### TASK TO COMPLETE:
Each entry has to be copied exactly, with nothing missed.

(Figure record extracts)
--- Begin ---

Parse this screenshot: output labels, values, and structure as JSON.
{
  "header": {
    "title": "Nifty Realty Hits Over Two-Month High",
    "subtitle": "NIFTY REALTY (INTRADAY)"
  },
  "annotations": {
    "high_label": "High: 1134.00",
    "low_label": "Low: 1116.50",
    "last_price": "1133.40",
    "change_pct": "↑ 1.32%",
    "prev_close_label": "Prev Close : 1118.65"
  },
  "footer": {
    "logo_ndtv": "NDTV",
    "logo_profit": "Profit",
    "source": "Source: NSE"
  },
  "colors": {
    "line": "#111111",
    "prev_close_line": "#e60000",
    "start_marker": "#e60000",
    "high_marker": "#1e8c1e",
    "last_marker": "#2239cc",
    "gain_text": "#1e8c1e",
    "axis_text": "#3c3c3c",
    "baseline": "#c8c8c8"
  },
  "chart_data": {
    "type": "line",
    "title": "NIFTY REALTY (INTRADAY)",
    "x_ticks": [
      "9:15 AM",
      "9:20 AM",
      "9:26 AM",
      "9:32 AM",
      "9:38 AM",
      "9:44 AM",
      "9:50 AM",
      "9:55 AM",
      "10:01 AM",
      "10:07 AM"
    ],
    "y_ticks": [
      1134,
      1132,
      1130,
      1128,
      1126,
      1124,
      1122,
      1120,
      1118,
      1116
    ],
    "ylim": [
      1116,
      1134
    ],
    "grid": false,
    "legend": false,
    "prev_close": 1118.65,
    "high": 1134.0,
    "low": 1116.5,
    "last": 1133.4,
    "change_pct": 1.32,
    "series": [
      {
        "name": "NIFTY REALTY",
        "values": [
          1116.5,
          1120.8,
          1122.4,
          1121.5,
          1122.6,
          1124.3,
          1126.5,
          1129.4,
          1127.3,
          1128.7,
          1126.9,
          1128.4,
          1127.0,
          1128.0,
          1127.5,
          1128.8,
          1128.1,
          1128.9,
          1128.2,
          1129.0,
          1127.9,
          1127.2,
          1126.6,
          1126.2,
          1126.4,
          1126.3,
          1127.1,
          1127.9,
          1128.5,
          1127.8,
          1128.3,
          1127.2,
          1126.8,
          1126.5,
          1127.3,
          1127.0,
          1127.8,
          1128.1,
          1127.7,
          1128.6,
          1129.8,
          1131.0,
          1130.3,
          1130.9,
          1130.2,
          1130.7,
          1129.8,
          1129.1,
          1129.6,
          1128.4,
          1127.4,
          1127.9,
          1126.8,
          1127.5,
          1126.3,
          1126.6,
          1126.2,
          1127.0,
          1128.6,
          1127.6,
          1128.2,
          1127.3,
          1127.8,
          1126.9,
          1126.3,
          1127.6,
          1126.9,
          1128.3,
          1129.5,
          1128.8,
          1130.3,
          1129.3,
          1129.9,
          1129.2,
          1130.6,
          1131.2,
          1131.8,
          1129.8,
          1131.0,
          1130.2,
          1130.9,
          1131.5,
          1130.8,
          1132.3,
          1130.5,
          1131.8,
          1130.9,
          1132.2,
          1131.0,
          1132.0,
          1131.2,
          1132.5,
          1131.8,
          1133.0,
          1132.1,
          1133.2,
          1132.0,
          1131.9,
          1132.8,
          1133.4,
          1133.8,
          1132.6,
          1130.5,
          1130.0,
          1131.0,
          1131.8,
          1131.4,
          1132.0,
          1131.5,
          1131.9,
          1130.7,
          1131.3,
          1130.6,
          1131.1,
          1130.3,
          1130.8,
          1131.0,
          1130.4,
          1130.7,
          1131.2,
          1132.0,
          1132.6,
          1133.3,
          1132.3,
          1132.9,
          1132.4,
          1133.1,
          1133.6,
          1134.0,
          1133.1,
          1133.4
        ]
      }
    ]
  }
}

--- End ---

### SOLUTION:
Parse this screenshot: output labels, values, and structure as JSON.
{
  "header": {
    "title": "Nifty Realty Hits Over Two-Month High",
    "subtitle": "NIFTY REALTY (INTRADAY)"
  },
  "annotations": {
    "high_label": "High: 1134.00",
    "low_label": "Low: 1116.50",
    "last_price": "1133.40",
    "change_pct": "↑ 1.32%",
    "prev_close_label": "Prev Close : 1118.65"
  },
  "footer": {
    "logo_ndtv": "NDTV",
    "logo_profit": "Profit",
    "source": "Source: NSE"
  },
  "colors": {
    "line": "#111111",
    "prev_close_line": "#e60000",
    "start_marker": "#e60000",
    "high_marker": "#1e8c1e",
    "last_marker": "#2239cc",
    "gain_text": "#1e8c1e",
    "axis_text": "#3c3c3c",
    "baseline": "#c8c8c8"
  },
  "chart_data": {
    "type": "line",
    "title": "NIFTY REALTY (INTRADAY)",
    "x_ticks": [
      "9:15 AM",
      "9:20 AM",
      "9:26 AM",
      "9:32 AM",
      "9:38 AM",
      "9:44 AM",
      "9:50 AM",
      "9:55 AM",
      "10:01 AM",
      "10:07 AM"
    ],
    "y_ticks": [
      1134,
      1132,
      1130,
      1128,
      1126,
      1124,
      1122,
      1120,
      1118,
      1116
    ],
    "ylim": [
      1116,
      1134
    ],
    "grid": false,
    "legend": false,
    "prev_close": 1118.65,
    "high": 1134.0,
    "low": 1116.5,
    "last": 1133.4,
    "change_pct": 1.32,
    "series": [
      {
        "name": "NIFTY REALTY",
        "values": [
          1116.5,
          1120.8,
          1122.4,
          1121.5,
          1122.6,
          1124.3,
          1126.5,
          1129.4,
          1127.3,
          1128.7,
          1126.9,
          1128.4,
          1127.0,
          1128.0,
          1127.5,
          1128.8,
          1128.1,
          1128.9,
          1128.2,
          1129.0,
          1127.9,
          1127.2,
          1126.6,
          1126.2,
          1126.4,
          1126.3,
          1127.1,
          1127.9,
          1128.5,
          1127.8,
          1128.3,
          1127.2,
          1126.8,
          1126.5,
          1127.3,
          1127.0,
          1127.8,
          1128.1,
          1127.7,
          1128.6,
          1129.8,
          1131.0,
          1130.3,
          1130.9,
          1130.2,
          1130.7,
          1129.8,
          1129.1,
          1129.6,
          1128.4,
          1127.4,
          1127.9,
          1126.8,
          1127.5,
          1126.3,
          1126.6,
          1126.2,
          1127.0,
          1128.6,
          1127.6,
          1128.2,
          1127.3,
          1127.8,
          1126.9,
          1126.3,
          1127.6,
          1126.9,
          1128.3,
          1129.5,
          1128.8,
          1130.3,
          1129.3,
          1129.9,
          1129.2,
          1130.6,
          1131.2,
          1131.8,
          1129.8,
          1131.0,
          1130.2,
          1130.9,
          1131.5,
          1130.8,
          1132.3,
          1130.5,
          1131.8,
          1130.9,
          1132.2,
          1131.0,
          1132.0,
          1131.2,
          1132.5,
          1131.8,
          1133.0,
          1132.1,
          1133.2,
          1132.0,
          1131.9,
          1132.8,
          1133.4,
          1133.8,
          1132.6,
          1130.5,
          1130.0,
          1131.0,
          1131.8,
          1131.4,
          1132.0,
          1131.5,
          1131.9,
          1130.7,
          1131.3,
          1130.6,
          1131.1,
          1130.3,
          1130.8,
          1131.0,
          1130.4,
          1130.7,
          1131.2,
          1132.0,
          1132.6,
          1133.3,
          1132.3,
          1132.9,
          1132.4,
          1133.1,
          1133.6,
          1134.0,
          1133.1,
          1133.4
        ]
      }
    ]
  }
}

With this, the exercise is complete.